▶ _The exercise_:
Repeat every record below exactly, but leave out any pictures.

▶ _Input material_:
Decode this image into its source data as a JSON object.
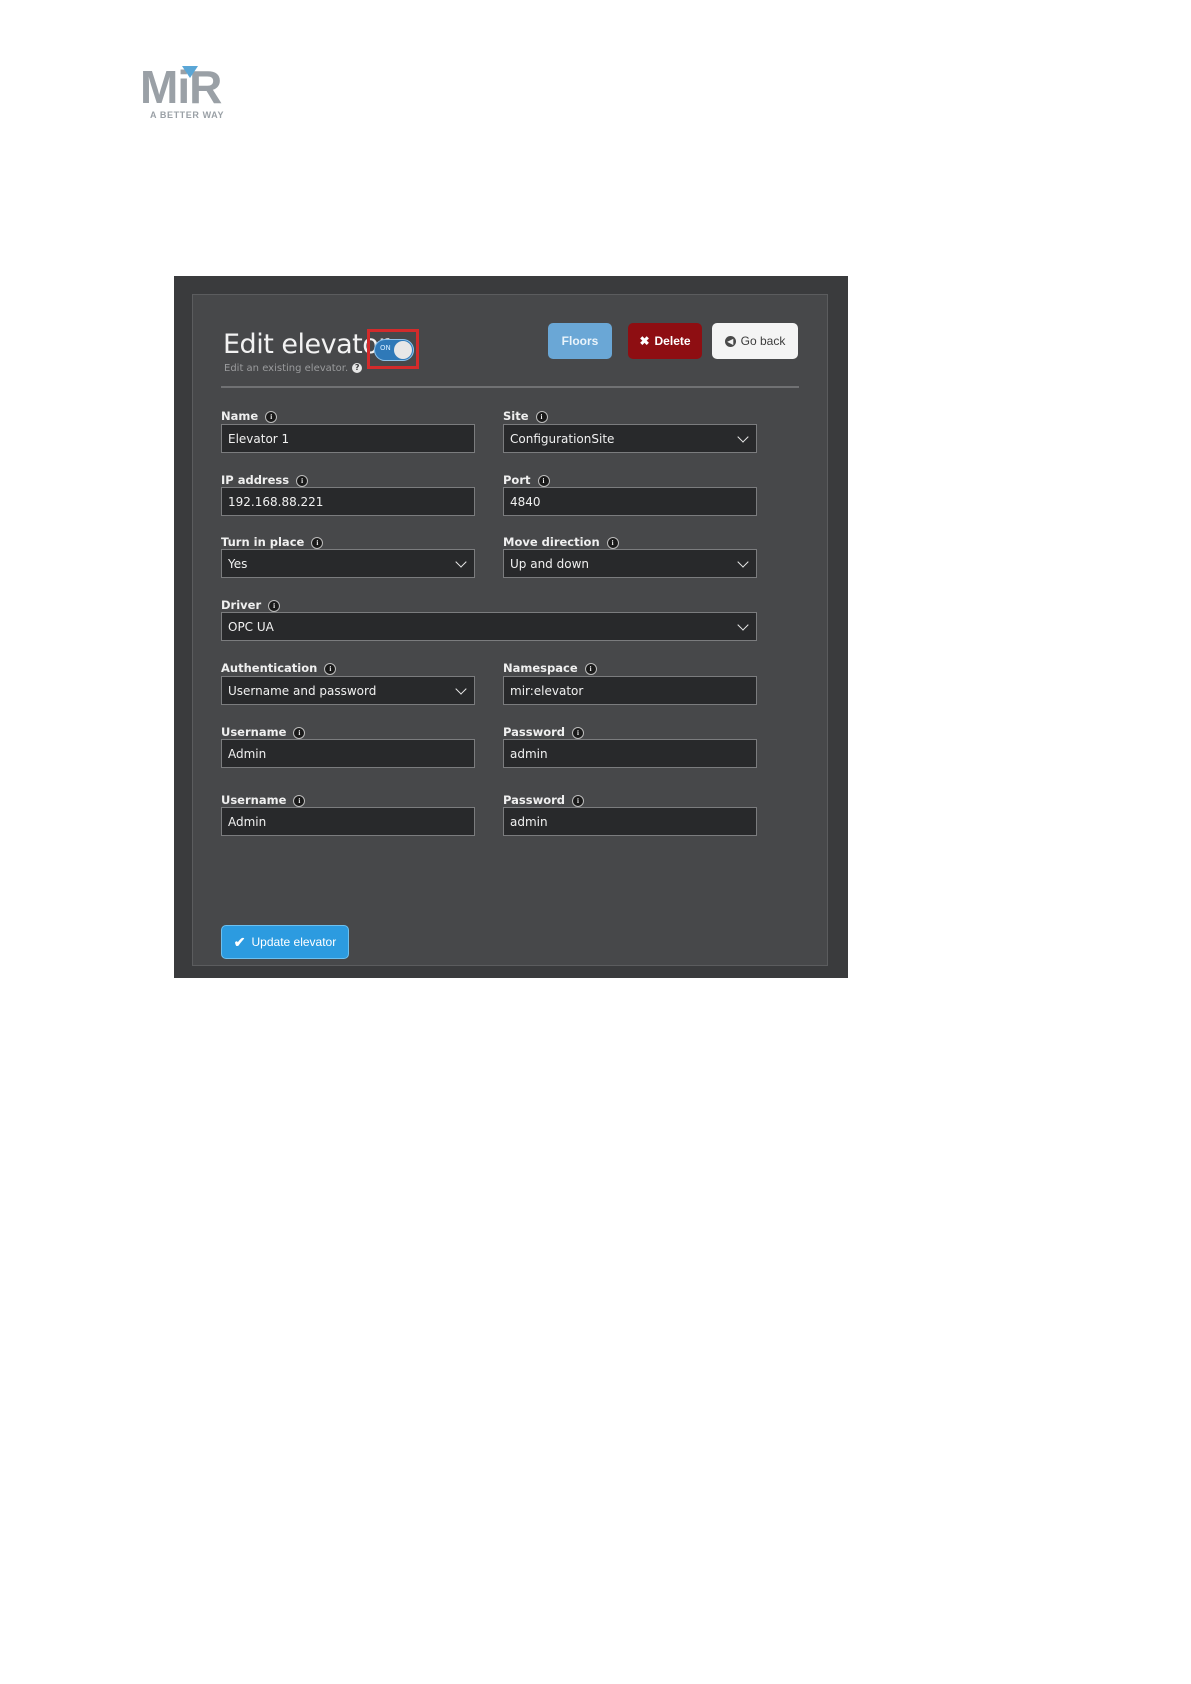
{
  "logo": {
    "wordmark": "MiR",
    "tagline": "A BETTER WAY"
  },
  "header": {
    "title": "Edit elevator",
    "subtitle": "Edit an existing elevator.",
    "toggle_label": "ON",
    "toggle_state": "on"
  },
  "buttons": {
    "floors": "Floors",
    "delete": "Delete",
    "go_back": "Go back",
    "update": "Update elevator"
  },
  "fields": {
    "name": {
      "label": "Name",
      "value": "Elevator 1"
    },
    "site": {
      "label": "Site",
      "value": "ConfigurationSite"
    },
    "ip_address": {
      "label": "IP address",
      "value": "192.168.88.221"
    },
    "port": {
      "label": "Port",
      "value": "4840"
    },
    "turn_in_place": {
      "label": "Turn in place",
      "value": "Yes"
    },
    "move_direction": {
      "label": "Move direction",
      "value": "Up and down"
    },
    "driver": {
      "label": "Driver",
      "value": "OPC UA"
    },
    "authentication": {
      "label": "Authentication",
      "value": "Username and password"
    },
    "namespace": {
      "label": "Namespace",
      "value": "mir:elevator"
    },
    "username_1": {
      "label": "Username",
      "value": "Admin"
    },
    "password_1": {
      "label": "Password",
      "value": "admin"
    },
    "username_2": {
      "label": "Username",
      "value": "Admin"
    },
    "password_2": {
      "label": "Password",
      "value": "admin"
    }
  },
  "colors": {
    "primary": "#2c9be0",
    "danger": "#8e0e12",
    "floors": "#6aa7d6",
    "highlight": "#d32b2b",
    "panel": "#47484a"
  }
}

▶ _Solution_:
Decode this image into its source data as a JSON object.
{
  "logo": {
    "wordmark": "MiR",
    "tagline": "A BETTER WAY"
  },
  "header": {
    "title": "Edit elevator",
    "subtitle": "Edit an existing elevator.",
    "toggle_label": "ON",
    "toggle_state": "on"
  },
  "buttons": {
    "floors": "Floors",
    "delete": "Delete",
    "go_back": "Go back",
    "update": "Update elevator"
  },
  "fields": {
    "name": {
      "label": "Name",
      "value": "Elevator 1"
    },
    "site": {
      "label": "Site",
      "value": "ConfigurationSite"
    },
    "ip_address": {
      "label": "IP address",
      "value": "192.168.88.221"
    },
    "port": {
      "label": "Port",
      "value": "4840"
    },
    "turn_in_place": {
      "label": "Turn in place",
      "value": "Yes"
    },
    "move_direction": {
      "label": "Move direction",
      "value": "Up and down"
    },
    "driver": {
      "label": "Driver",
      "value": "OPC UA"
    },
    "authentication": {
      "label": "Authentication",
      "value": "Username and password"
    },
    "namespace": {
      "label": "Namespace",
      "value": "mir:elevator"
    },
    "username_1": {
      "label": "Username",
      "value": "Admin"
    },
    "password_1": {
      "label": "Password",
      "value": "admin"
    },
    "username_2": {
      "label": "Username",
      "value": "Admin"
    },
    "password_2": {
      "label": "Password",
      "value": "admin"
    }
  },
  "colors": {
    "primary": "#2c9be0",
    "danger": "#8e0e12",
    "floors": "#6aa7d6",
    "highlight": "#d32b2b",
    "panel": "#47484a"
  }
}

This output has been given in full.